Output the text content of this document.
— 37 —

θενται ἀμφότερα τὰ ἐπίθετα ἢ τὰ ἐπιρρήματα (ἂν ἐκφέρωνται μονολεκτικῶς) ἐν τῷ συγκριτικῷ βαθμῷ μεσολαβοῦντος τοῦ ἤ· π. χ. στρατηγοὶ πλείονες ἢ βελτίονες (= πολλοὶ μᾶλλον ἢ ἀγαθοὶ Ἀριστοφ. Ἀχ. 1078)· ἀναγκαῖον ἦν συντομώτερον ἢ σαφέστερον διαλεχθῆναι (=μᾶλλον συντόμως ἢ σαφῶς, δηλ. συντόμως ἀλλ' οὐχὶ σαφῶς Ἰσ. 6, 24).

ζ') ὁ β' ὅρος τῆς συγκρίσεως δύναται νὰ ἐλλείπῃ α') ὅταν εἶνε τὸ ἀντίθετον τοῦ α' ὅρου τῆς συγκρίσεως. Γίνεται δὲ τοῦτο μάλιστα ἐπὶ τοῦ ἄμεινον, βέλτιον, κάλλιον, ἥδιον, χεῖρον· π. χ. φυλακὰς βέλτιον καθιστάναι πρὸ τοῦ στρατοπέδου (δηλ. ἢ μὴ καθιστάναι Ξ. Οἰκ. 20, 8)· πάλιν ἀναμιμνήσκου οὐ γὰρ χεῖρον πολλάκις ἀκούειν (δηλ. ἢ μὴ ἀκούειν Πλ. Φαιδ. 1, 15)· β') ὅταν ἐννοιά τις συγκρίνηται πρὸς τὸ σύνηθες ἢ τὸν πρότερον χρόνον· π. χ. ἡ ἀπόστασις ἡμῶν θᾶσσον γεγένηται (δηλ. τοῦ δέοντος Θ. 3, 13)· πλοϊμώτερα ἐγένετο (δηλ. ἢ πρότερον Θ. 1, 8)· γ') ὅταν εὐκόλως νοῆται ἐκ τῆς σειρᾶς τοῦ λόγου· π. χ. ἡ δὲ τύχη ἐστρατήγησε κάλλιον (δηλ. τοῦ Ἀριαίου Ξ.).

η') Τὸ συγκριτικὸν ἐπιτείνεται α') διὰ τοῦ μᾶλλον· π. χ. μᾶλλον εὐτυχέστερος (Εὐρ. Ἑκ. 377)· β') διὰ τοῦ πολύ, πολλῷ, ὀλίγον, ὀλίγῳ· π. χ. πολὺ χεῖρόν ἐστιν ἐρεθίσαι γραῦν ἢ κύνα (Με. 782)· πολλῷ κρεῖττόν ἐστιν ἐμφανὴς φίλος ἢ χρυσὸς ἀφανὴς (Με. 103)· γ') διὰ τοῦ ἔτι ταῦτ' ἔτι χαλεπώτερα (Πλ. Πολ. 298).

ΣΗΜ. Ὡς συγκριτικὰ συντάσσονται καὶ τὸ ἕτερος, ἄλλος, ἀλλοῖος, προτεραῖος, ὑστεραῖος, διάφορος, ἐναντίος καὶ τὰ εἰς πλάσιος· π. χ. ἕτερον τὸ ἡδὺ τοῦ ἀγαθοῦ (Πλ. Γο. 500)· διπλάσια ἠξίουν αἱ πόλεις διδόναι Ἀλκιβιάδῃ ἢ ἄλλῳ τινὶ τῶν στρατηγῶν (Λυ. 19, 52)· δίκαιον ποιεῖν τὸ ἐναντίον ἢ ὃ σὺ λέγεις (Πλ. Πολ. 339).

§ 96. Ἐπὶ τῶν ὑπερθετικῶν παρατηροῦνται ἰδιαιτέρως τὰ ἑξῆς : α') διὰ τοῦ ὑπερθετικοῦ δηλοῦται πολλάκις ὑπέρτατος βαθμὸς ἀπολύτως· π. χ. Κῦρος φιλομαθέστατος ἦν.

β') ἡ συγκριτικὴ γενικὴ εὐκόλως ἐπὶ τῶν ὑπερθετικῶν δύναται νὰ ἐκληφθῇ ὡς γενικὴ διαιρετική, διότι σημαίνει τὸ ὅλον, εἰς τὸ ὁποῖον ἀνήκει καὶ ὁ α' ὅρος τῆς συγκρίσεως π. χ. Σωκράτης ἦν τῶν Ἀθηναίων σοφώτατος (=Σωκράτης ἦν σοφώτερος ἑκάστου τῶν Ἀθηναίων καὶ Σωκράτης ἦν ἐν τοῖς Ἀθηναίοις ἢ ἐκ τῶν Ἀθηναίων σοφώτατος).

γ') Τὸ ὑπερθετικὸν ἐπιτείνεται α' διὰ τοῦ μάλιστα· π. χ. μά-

WHAT YOU WILL DO |
Find and count the lines of the data that include the string "ἐπιτείνεται", and report that figure by itself.

COMPLETE RESPONSE |
2